→ **Written problem**
Your task is to output the data exactly as it stands.

→ **Records shown**
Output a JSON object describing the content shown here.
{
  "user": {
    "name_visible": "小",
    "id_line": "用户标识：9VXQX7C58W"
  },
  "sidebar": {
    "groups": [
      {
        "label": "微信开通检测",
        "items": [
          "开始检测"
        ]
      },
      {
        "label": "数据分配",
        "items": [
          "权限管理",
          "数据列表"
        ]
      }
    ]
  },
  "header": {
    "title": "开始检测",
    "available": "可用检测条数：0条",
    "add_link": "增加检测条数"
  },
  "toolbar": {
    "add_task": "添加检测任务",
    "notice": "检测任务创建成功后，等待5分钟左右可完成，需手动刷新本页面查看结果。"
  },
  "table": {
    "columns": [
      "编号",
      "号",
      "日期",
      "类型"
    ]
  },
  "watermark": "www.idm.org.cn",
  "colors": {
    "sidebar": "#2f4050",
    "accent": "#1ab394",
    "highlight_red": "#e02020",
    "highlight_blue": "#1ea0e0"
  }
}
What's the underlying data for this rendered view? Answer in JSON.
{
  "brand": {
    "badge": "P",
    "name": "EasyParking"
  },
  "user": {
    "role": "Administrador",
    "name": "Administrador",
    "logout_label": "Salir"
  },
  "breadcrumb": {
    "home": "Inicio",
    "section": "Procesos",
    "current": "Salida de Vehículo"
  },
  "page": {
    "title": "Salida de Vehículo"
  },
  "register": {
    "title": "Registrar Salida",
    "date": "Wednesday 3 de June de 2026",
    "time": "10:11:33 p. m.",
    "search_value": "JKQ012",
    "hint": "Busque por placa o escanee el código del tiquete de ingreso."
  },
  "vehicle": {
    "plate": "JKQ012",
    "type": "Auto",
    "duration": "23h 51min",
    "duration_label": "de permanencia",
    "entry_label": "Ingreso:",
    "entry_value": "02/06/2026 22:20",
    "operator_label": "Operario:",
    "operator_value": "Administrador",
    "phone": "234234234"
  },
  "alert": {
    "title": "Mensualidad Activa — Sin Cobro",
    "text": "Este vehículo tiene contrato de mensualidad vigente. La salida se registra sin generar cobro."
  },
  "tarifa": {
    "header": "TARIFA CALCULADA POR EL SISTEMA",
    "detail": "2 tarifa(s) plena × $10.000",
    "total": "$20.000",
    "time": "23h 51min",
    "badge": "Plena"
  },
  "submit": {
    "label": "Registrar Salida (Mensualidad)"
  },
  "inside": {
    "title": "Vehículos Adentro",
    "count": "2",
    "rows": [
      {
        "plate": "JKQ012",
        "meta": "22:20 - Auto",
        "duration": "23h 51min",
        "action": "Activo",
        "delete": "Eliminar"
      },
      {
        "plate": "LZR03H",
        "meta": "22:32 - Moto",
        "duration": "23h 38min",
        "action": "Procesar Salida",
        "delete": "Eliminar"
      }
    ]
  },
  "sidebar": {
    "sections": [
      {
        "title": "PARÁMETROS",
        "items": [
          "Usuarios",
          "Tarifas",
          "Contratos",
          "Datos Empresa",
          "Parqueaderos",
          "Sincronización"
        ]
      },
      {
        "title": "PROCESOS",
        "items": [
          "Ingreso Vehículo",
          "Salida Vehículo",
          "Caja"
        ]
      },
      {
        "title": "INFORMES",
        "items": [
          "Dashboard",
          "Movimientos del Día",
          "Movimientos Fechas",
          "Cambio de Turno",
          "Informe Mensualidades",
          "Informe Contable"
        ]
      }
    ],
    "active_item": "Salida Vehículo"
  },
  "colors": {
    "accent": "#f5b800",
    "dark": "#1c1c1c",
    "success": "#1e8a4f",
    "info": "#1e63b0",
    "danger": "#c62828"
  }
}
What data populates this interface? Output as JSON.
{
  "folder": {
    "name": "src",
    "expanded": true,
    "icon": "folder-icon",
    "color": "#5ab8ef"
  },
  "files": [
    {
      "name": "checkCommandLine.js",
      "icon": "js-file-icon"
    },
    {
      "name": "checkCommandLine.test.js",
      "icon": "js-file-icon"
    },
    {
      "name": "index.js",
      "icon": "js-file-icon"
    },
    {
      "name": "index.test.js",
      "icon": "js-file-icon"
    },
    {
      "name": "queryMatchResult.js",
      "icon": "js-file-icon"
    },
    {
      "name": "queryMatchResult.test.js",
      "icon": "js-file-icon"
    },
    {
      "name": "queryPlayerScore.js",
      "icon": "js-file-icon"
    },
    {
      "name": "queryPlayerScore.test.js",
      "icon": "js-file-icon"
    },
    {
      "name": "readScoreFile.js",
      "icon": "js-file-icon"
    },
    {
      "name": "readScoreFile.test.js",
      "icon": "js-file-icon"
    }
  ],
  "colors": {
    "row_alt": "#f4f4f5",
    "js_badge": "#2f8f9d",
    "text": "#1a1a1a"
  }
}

→ **Result of the task**
Output a JSON object describing the content shown here.
{
  "user": {
    "name_visible": "小",
    "id_line": "用户标识：9VXQX7C58W"
  },
  "sidebar": {
    "groups": [
      {
        "label": "微信开通检测",
        "items": [
          "开始检测"
        ]
      },
      {
        "label": "数据分配",
        "items": [
          "权限管理",
          "数据列表"
        ]
      }
    ]
  },
  "header": {
    "title": "开始检测",
    "available": "可用检测条数：0条",
    "add_link": "增加检测条数"
  },
  "toolbar": {
    "add_task": "添加检测任务",
    "notice": "检测任务创建成功后，等待5分钟左右可完成，需手动刷新本页面查看结果。"
  },
  "table": {
    "columns": [
      "编号",
      "号",
      "日期",
      "类型"
    ]
  },
  "watermark": "www.idm.org.cn",
  "colors": {
    "sidebar": "#2f4050",
    "accent": "#1ab394",
    "highlight_red": "#e02020",
    "highlight_blue": "#1ea0e0"
  }
}
What's the underlying data for this rendered view? Answer in JSON.
{
  "brand": {
    "badge": "P",
    "name": "EasyParking"
  },
  "user": {
    "role": "Administrador",
    "name": "Administrador",
    "logout_label": "Salir"
  },
  "breadcrumb": {
    "home": "Inicio",
    "section": "Procesos",
    "current": "Salida de Vehículo"
  },
  "page": {
    "title": "Salida de Vehículo"
  },
  "register": {
    "title": "Registrar Salida",
    "date": "Wednesday 3 de June de 2026",
    "time": "10:11:33 p. m.",
    "search_value": "JKQ012",
    "hint": "Busque por placa o escanee el código del tiquete de ingreso."
  },
  "vehicle": {
    "plate": "JKQ012",
    "type": "Auto",
    "duration": "23h 51min",
    "duration_label": "de permanencia",
    "entry_label": "Ingreso:",
    "entry_value": "02/06/2026 22:20",
    "operator_label": "Operario:",
    "operator_value": "Administrador",
    "phone": "234234234"
  },
  "alert": {
    "title": "Mensualidad Activa — Sin Cobro",
    "text": "Este vehículo tiene contrato de mensualidad vigente. La salida se registra sin generar cobro."
  },
  "tarifa": {
    "header": "TARIFA CALCULADA POR EL SISTEMA",
    "detail": "2 tarifa(s) plena × $10.000",
    "total": "$20.000",
    "time": "23h 51min",
    "badge": "Plena"
  },
  "submit": {
    "label": "Registrar Salida (Mensualidad)"
  },
  "inside": {
    "title": "Vehículos Adentro",
    "count": "2",
    "rows": [
      {
        "plate": "JKQ012",
        "meta": "22:20 - Auto",
        "duration": "23h 51min",
        "action": "Activo",
        "delete": "Eliminar"
      },
      {
        "plate": "LZR03H",
        "meta": "22:32 - Moto",
        "duration": "23h 38min",
        "action": "Procesar Salida",
        "delete": "Eliminar"
      }
    ]
  },
  "sidebar": {
    "sections": [
      {
        "title": "PARÁMETROS",
        "items": [
          "Usuarios",
          "Tarifas",
          "Contratos",
          "Datos Empresa",
          "Parqueaderos",
          "Sincronización"
        ]
      },
      {
        "title": "PROCESOS",
        "items": [
          "Ingreso Vehículo",
          "Salida Vehículo",
          "Caja"
        ]
      },
      {
        "title": "INFORMES",
        "items": [
          "Dashboard",
          "Movimientos del Día",
          "Movimientos Fechas",
          "Cambio de Turno",
          "Informe Mensualidades",
          "Informe Contable"
        ]
      }
    ],
    "active_item": "Salida Vehículo"
  },
  "colors": {
    "accent": "#f5b800",
    "dark": "#1c1c1c",
    "success": "#1e8a4f",
    "info": "#1e63b0",
    "danger": "#c62828"
  }
}
What data populates this interface? Output as JSON.
{
  "folder": {
    "name": "src",
    "expanded": true,
    "icon": "folder-icon",
    "color": "#5ab8ef"
  },
  "files": [
    {
      "name": "checkCommandLine.js",
      "icon": "js-file-icon"
    },
    {
      "name": "checkCommandLine.test.js",
      "icon": "js-file-icon"
    },
    {
      "name": "index.js",
      "icon": "js-file-icon"
    },
    {
      "name": "index.test.js",
      "icon": "js-file-icon"
    },
    {
      "name": "queryMatchResult.js",
      "icon": "js-file-icon"
    },
    {
      "name": "queryMatchResult.test.js",
      "icon": "js-file-icon"
    },
    {
      "name": "queryPlayerScore.js",
      "icon": "js-file-icon"
    },
    {
      "name": "queryPlayerScore.test.js",
      "icon": "js-file-icon"
    },
    {
      "name": "readScoreFile.js",
      "icon": "js-file-icon"
    },
    {
      "name": "readScoreFile.test.js",
      "icon": "js-file-icon"
    }
  ],
  "colors": {
    "row_alt": "#f4f4f5",
    "js_badge": "#2f8f9d",
    "text": "#1a1a1a"
  }
}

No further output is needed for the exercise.